Texto dado.
· · ·

Para o chefe de Estado, “esta solução parece configurar uma
intromissão excessiva da tutela na autonomia das ordens e ser menos compaginável
com o interesse público”.
Na fundamentação de alguns vetos, o PR ressalva que decidiu “sem
prejuízo do cumprimento das obrigações do Estado português perante a União
Europeia (UE), no quadro do Programa de Recuperação e Resiliência (PRR), as
quais não são postas em causa, e tendo em conta as dificuldades inerentes ao processo
legislativo” que levou à aprovação destes decretos.
***
Com a próxima tranche
do PRR à porta, o PS entra, de novo, em contrarrelógio para confirmar os
diplomas das ordens profissionais até que a AR seja dissolvida, a 15 de
janeiro. Para garantir que o dossiê fica fechado e o dinheiro recebido, o PS confirmará
os diplomas vetados. Porém, o caudal de vetos pode engrossar e tornar essa
reconfirmação mais complexa. Em risco estão ainda os estatutos da OA e da OM,
que criou problemas entre a bancada do PS e o governo. O grupo parlamentar
decidiu, por exemplo, dar mais poderes ao governo para decidir sobre a formação
dos médicos e a alteração apanhou de surpresa a OM que tinha um acordo com o ministro
da Saúde, Manuel Pizarro.
Entretanto, o PR promulgou, nos últimos dias, vários diplomas
de estatutos como os das ordens dos farmacêuticos, economistas, biólogos,
fisioterapeutas, engenheiros técnicos, médicos dentistas, psicólogos,
despachantes oficiais, contabilistas e notários.
Apesar da dimensão do veto, foi o próprio PR a afirmar que,
mesmo que vetasse, dava tempo até à dissolução da AR, a 15 de janeiro, para que
os diplomas sejam aprovados pelos deputados e assim não ficasse em causa a
verba do PRR. Contudo, ao PS colocam-se vários problemas, mas sobretudo se o
tempo até à dissolução dá para fazer alterações cirúrgicas ou se, dada a
urgência de enviar para Bruxelas o cumprimento desta meta do PRR, se faz a
confirmação direta. A direção do PS estuda as opções, mas tudo depende do que
vier a concluir da fundamentação do Presidente para os vetos e da necessidade
de o país receber as verbas do PRR.

· · ·

Itens guardados de uma coleção

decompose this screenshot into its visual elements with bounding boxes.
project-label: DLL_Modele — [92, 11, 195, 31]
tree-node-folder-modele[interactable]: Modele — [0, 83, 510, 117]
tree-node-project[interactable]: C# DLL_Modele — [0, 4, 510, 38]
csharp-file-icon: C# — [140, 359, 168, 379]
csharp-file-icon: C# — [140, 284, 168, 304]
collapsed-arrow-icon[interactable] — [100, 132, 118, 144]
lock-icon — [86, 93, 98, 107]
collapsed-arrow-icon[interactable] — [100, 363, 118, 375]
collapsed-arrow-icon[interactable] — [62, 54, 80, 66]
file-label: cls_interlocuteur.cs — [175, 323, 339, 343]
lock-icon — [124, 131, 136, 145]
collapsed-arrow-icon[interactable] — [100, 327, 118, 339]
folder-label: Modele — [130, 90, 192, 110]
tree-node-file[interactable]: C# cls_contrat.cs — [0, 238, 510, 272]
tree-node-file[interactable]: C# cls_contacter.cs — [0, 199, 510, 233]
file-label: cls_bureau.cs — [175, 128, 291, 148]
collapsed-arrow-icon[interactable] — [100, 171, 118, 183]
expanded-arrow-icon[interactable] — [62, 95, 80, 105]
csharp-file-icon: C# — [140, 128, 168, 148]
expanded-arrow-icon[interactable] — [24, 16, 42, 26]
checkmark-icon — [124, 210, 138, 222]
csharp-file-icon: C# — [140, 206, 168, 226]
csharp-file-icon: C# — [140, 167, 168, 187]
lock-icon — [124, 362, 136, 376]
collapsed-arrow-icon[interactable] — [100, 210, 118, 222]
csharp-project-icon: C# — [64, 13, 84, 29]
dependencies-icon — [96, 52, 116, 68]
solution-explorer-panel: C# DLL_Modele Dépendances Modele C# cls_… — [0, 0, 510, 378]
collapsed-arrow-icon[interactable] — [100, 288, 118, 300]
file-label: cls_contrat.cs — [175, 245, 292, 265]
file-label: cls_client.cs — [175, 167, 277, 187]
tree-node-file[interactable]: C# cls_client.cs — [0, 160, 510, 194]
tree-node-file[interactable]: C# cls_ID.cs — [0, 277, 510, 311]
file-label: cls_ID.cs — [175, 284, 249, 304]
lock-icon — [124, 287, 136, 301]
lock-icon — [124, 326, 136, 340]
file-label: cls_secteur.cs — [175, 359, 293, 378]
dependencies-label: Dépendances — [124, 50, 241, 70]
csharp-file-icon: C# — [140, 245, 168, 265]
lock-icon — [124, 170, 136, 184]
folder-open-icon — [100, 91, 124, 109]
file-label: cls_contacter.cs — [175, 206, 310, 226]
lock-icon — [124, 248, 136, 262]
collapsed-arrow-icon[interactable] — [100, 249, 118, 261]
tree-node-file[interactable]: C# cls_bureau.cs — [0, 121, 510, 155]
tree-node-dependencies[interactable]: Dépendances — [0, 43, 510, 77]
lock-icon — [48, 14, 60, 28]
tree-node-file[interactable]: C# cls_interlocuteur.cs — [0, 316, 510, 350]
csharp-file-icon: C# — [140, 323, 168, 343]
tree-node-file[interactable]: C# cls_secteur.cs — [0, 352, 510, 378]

· · ·

Tarefa 1. No texto sobre os vetos, em que data a AR vai ser dissolvida?
Tarefa 2. Extraia do texto sobre os vetos o trecho que começa em "Para o chefe" e termina em "aprovação destes decretos.".
Não é preciso usar os registros.

Resposta 1. A 15 de janeiro.

Resposta 2.
Para o chefe de Estado, “esta solução parece configurar uma
intromissão excessiva da tutela na autonomia das ordens e ser menos compaginável
com o interesse público”.
Na fundamentação de alguns vetos, o PR ressalva que decidiu “sem
prejuízo do cumprimento das obrigações do Estado português perante a União
Europeia (UE), no quadro do Programa de Recuperação e Resiliência (PRR), as
quais não são postas em causa, e tendo em conta as dificuldades inerentes ao processo
legislativo” que levou à aprovação destes decretos.